* BEGIN EXERCISE MATERIALS *

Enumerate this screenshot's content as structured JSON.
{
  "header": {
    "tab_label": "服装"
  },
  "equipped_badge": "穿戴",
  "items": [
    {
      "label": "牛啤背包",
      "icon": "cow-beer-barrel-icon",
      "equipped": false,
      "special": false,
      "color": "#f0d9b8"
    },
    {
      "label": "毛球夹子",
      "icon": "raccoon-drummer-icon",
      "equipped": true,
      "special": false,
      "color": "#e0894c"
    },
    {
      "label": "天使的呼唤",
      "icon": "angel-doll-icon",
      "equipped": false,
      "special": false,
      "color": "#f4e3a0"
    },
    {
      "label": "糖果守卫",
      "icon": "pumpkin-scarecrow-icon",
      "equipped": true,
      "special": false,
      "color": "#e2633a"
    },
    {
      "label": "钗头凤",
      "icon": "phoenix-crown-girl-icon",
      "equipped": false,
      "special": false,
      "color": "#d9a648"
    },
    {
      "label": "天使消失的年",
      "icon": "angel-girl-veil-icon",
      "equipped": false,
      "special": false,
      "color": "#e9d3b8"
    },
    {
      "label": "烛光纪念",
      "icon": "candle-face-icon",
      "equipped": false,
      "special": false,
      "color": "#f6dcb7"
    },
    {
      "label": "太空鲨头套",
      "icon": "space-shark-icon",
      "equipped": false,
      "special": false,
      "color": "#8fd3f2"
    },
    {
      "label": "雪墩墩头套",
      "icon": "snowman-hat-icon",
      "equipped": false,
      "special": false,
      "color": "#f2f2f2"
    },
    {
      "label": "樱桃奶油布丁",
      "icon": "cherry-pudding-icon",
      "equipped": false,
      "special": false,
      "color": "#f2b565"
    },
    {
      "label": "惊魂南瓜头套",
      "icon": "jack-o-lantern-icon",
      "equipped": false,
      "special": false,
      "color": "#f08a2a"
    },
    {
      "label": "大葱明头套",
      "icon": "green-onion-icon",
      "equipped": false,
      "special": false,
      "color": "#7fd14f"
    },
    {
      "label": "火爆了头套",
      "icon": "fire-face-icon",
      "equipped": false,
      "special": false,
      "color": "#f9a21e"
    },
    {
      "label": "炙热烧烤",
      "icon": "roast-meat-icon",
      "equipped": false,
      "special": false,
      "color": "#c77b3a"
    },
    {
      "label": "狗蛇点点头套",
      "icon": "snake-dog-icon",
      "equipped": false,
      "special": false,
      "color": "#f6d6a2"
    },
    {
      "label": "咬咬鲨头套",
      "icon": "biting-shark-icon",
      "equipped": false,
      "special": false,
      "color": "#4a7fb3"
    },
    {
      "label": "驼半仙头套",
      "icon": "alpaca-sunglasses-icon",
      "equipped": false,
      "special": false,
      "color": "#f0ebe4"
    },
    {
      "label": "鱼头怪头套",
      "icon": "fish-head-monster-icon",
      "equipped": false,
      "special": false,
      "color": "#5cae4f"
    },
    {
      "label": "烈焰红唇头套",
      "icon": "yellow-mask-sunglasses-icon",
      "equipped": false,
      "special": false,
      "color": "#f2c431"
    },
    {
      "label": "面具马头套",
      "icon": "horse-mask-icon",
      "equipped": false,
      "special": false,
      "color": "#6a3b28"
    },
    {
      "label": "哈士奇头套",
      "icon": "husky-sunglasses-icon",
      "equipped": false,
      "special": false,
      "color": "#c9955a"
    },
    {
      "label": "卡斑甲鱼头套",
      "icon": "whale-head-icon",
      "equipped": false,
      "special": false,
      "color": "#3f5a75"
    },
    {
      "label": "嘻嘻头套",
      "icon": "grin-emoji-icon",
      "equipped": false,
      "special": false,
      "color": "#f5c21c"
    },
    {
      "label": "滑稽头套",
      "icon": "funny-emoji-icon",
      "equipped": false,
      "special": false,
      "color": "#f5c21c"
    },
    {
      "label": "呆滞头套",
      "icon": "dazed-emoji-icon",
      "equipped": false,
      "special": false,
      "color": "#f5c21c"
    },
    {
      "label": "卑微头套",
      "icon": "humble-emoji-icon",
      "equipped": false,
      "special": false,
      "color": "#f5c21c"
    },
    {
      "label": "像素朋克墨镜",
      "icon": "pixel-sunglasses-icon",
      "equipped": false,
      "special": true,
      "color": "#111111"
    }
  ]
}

* END EXERCISE MATERIALS *

■ **WHAT THE TASK ASKS**
Show every line from the entries above in which the word "face" appears.

■ **SOLUTION**
      "icon": "candle-face-icon",
      "icon": "fire-face-icon",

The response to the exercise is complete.